━━━ Dataset records ━━━

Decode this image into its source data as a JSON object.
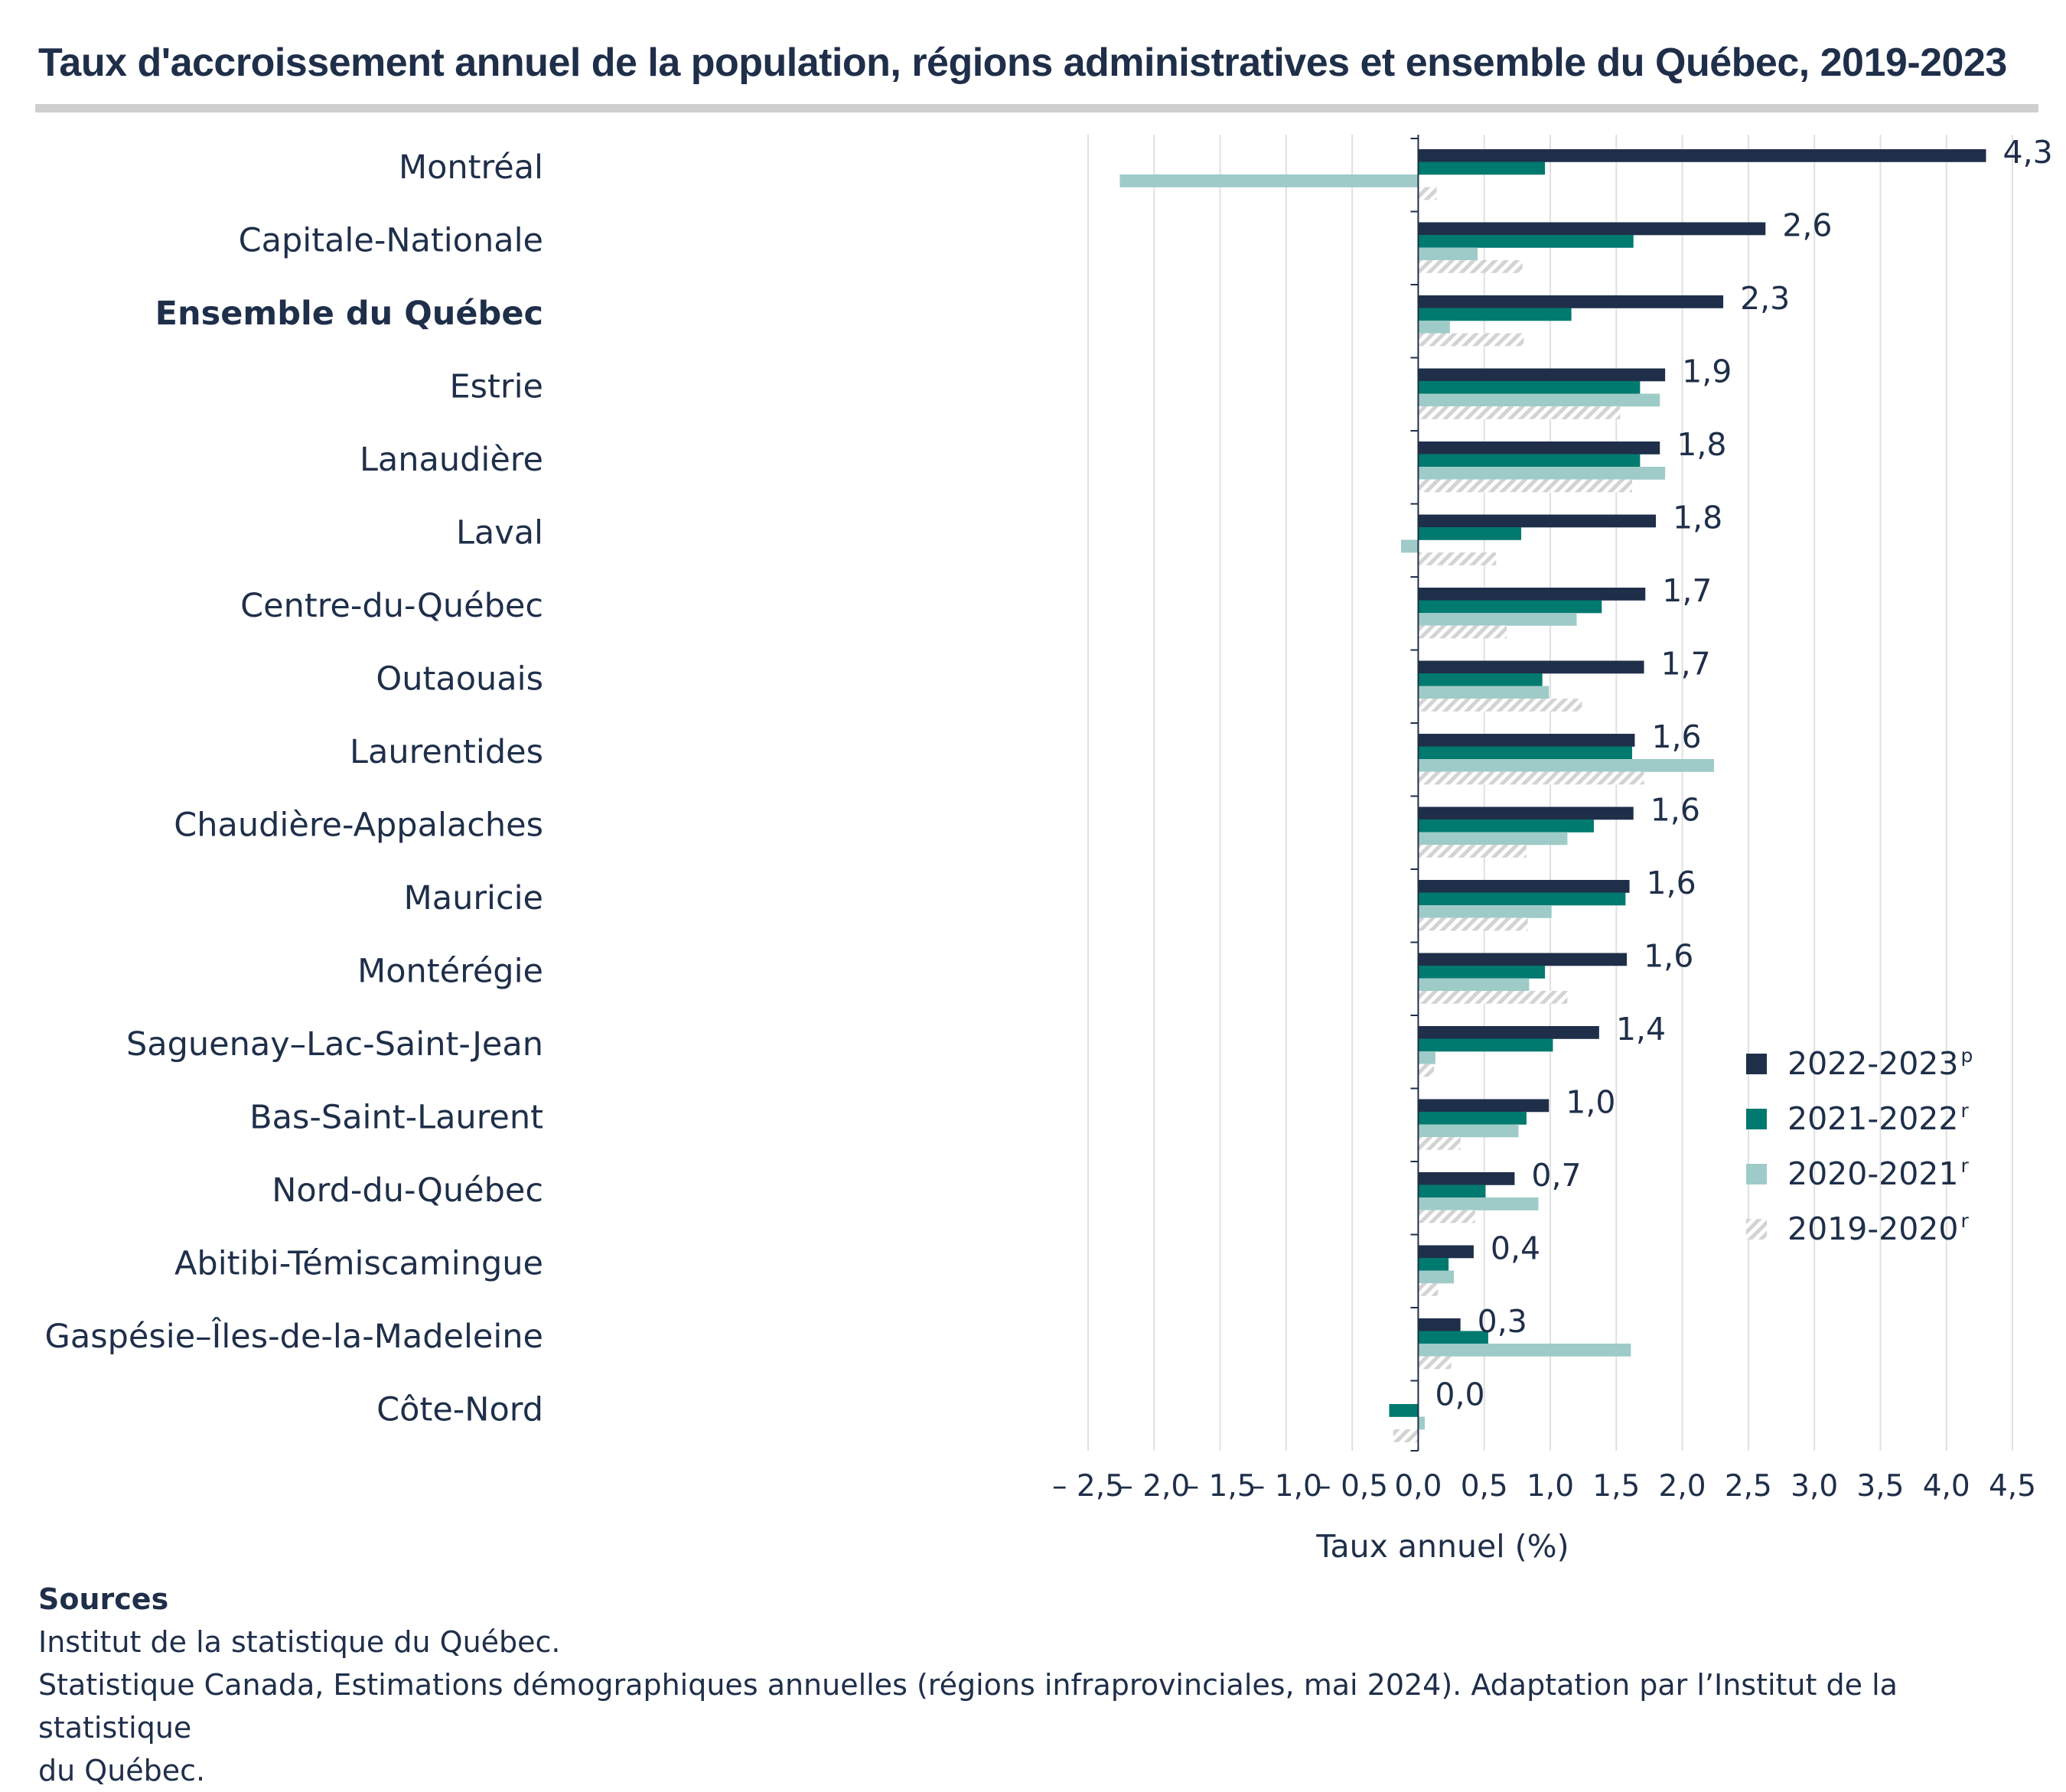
{
  "chart_data": {
    "type": "bar",
    "orientation": "horizontal",
    "title": "Taux d'accroissement annuel de la population, régions administratives et ensemble du Québec, 2019-2023",
    "xlabel": "Taux annuel (%)",
    "ylabel": "",
    "xlim": [
      -2.5,
      4.5
    ],
    "xticks": [
      -2.5,
      -2.0,
      -1.5,
      -1.0,
      -0.5,
      0.0,
      0.5,
      1.0,
      1.5,
      2.0,
      2.5,
      3.0,
      3.5,
      4.0,
      4.5
    ],
    "xtick_labels": [
      "– 2,5",
      "– 2,0",
      "– 1,5",
      "– 1,0",
      "– 0,5",
      "0,0",
      "0,5",
      "1,0",
      "1,5",
      "2,0",
      "2,5",
      "3,0",
      "3,5",
      "4,0",
      "4,5"
    ],
    "grid": "vertical",
    "legend_position": "right",
    "categories": [
      "Montréal",
      "Capitale-Nationale",
      "Ensemble du Québec",
      "Estrie",
      "Lanaudière",
      "Laval",
      "Centre-du-Québec",
      "Outaouais",
      "Laurentides",
      "Chaudière-Appalaches",
      "Mauricie",
      "Montérégie",
      "Saguenay–Lac-Saint-Jean",
      "Bas-Saint-Laurent",
      "Nord-du-Québec",
      "Abitibi-Témiscamingue",
      "Gaspésie–Îles-de-la-Madeleine",
      "Côte-Nord"
    ],
    "highlighted_category": "Ensemble du Québec",
    "series": [
      {
        "name": "2022-2023",
        "superscript": "p",
        "color": "#1f2f4a",
        "pattern": "solid",
        "values": [
          4.3,
          2.63,
          2.31,
          1.87,
          1.83,
          1.8,
          1.72,
          1.71,
          1.64,
          1.63,
          1.6,
          1.58,
          1.37,
          0.99,
          0.73,
          0.42,
          0.32,
          0.0
        ]
      },
      {
        "name": "2021-2022",
        "superscript": "r",
        "color": "#00796f",
        "pattern": "solid",
        "values": [
          0.96,
          1.63,
          1.16,
          1.68,
          1.68,
          0.78,
          1.39,
          0.94,
          1.62,
          1.33,
          1.57,
          0.96,
          1.02,
          0.82,
          0.51,
          0.23,
          0.53,
          -0.22
        ]
      },
      {
        "name": "2020-2021",
        "superscript": "r",
        "color": "#9ecbc7",
        "pattern": "solid",
        "values": [
          -2.26,
          0.45,
          0.24,
          1.83,
          1.87,
          -0.13,
          1.2,
          0.99,
          2.24,
          1.13,
          1.01,
          0.84,
          0.13,
          0.76,
          0.91,
          0.27,
          1.61,
          0.05
        ]
      },
      {
        "name": "2019-2020",
        "superscript": "r",
        "color": "#d6d6d6",
        "pattern": "hatched",
        "values": [
          0.14,
          0.79,
          0.8,
          1.53,
          1.62,
          0.59,
          0.67,
          1.24,
          1.71,
          0.82,
          0.83,
          1.13,
          0.12,
          0.32,
          0.43,
          0.15,
          0.25,
          -0.19
        ]
      }
    ],
    "data_labels": [
      "4,3",
      "2,6",
      "2,3",
      "1,9",
      "1,8",
      "1,8",
      "1,7",
      "1,7",
      "1,6",
      "1,6",
      "1,6",
      "1,6",
      "1,4",
      "1,0",
      "0,7",
      "0,4",
      "0,3",
      "0,0"
    ]
  },
  "sources": {
    "heading": "Sources",
    "lines": [
      "Institut de la statistique du Québec.",
      "Statistique Canada, Estimations démographiques annuelles (régions infraprovinciales, mai 2024). Adaptation par l’Institut de la statistique",
      "du Québec."
    ]
  }
}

━━━

▶ Exercise details
Return all of the entries word for word, but omit the pictures.

▶ Output for this exercise
Decode this image into its source data as a JSON object.
{
  "chart_data": {
    "type": "bar",
    "orientation": "horizontal",
    "title": "Taux d'accroissement annuel de la population, régions administratives et ensemble du Québec, 2019-2023",
    "xlabel": "Taux annuel (%)",
    "ylabel": "",
    "xlim": [
      -2.5,
      4.5
    ],
    "xticks": [
      -2.5,
      -2.0,
      -1.5,
      -1.0,
      -0.5,
      0.0,
      0.5,
      1.0,
      1.5,
      2.0,
      2.5,
      3.0,
      3.5,
      4.0,
      4.5
    ],
    "xtick_labels": [
      "– 2,5",
      "– 2,0",
      "– 1,5",
      "– 1,0",
      "– 0,5",
      "0,0",
      "0,5",
      "1,0",
      "1,5",
      "2,0",
      "2,5",
      "3,0",
      "3,5",
      "4,0",
      "4,5"
    ],
    "grid": "vertical",
    "legend_position": "right",
    "categories": [
      "Montréal",
      "Capitale-Nationale",
      "Ensemble du Québec",
      "Estrie",
      "Lanaudière",
      "Laval",
      "Centre-du-Québec",
      "Outaouais",
      "Laurentides",
      "Chaudière-Appalaches",
      "Mauricie",
      "Montérégie",
      "Saguenay–Lac-Saint-Jean",
      "Bas-Saint-Laurent",
      "Nord-du-Québec",
      "Abitibi-Témiscamingue",
      "Gaspésie–Îles-de-la-Madeleine",
      "Côte-Nord"
    ],
    "highlighted_category": "Ensemble du Québec",
    "series": [
      {
        "name": "2022-2023",
        "superscript": "p",
        "color": "#1f2f4a",
        "pattern": "solid",
        "values": [
          4.3,
          2.63,
          2.31,
          1.87,
          1.83,
          1.8,
          1.72,
          1.71,
          1.64,
          1.63,
          1.6,
          1.58,
          1.37,
          0.99,
          0.73,
          0.42,
          0.32,
          0.0
        ]
      },
      {
        "name": "2021-2022",
        "superscript": "r",
        "color": "#00796f",
        "pattern": "solid",
        "values": [
          0.96,
          1.63,
          1.16,
          1.68,
          1.68,
          0.78,
          1.39,
          0.94,
          1.62,
          1.33,
          1.57,
          0.96,
          1.02,
          0.82,
          0.51,
          0.23,
          0.53,
          -0.22
        ]
      },
      {
        "name": "2020-2021",
        "superscript": "r",
        "color": "#9ecbc7",
        "pattern": "solid",
        "values": [
          -2.26,
          0.45,
          0.24,
          1.83,
          1.87,
          -0.13,
          1.2,
          0.99,
          2.24,
          1.13,
          1.01,
          0.84,
          0.13,
          0.76,
          0.91,
          0.27,
          1.61,
          0.05
        ]
      },
      {
        "name": "2019-2020",
        "superscript": "r",
        "color": "#d6d6d6",
        "pattern": "hatched",
        "values": [
          0.14,
          0.79,
          0.8,
          1.53,
          1.62,
          0.59,
          0.67,
          1.24,
          1.71,
          0.82,
          0.83,
          1.13,
          0.12,
          0.32,
          0.43,
          0.15,
          0.25,
          -0.19
        ]
      }
    ],
    "data_labels": [
      "4,3",
      "2,6",
      "2,3",
      "1,9",
      "1,8",
      "1,8",
      "1,7",
      "1,7",
      "1,6",
      "1,6",
      "1,6",
      "1,6",
      "1,4",
      "1,0",
      "0,7",
      "0,4",
      "0,3",
      "0,0"
    ]
  },
  "sources": {
    "heading": "Sources",
    "lines": [
      "Institut de la statistique du Québec.",
      "Statistique Canada, Estimations démographiques annuelles (régions infraprovinciales, mai 2024). Adaptation par l’Institut de la statistique",
      "du Québec."
    ]
  }
}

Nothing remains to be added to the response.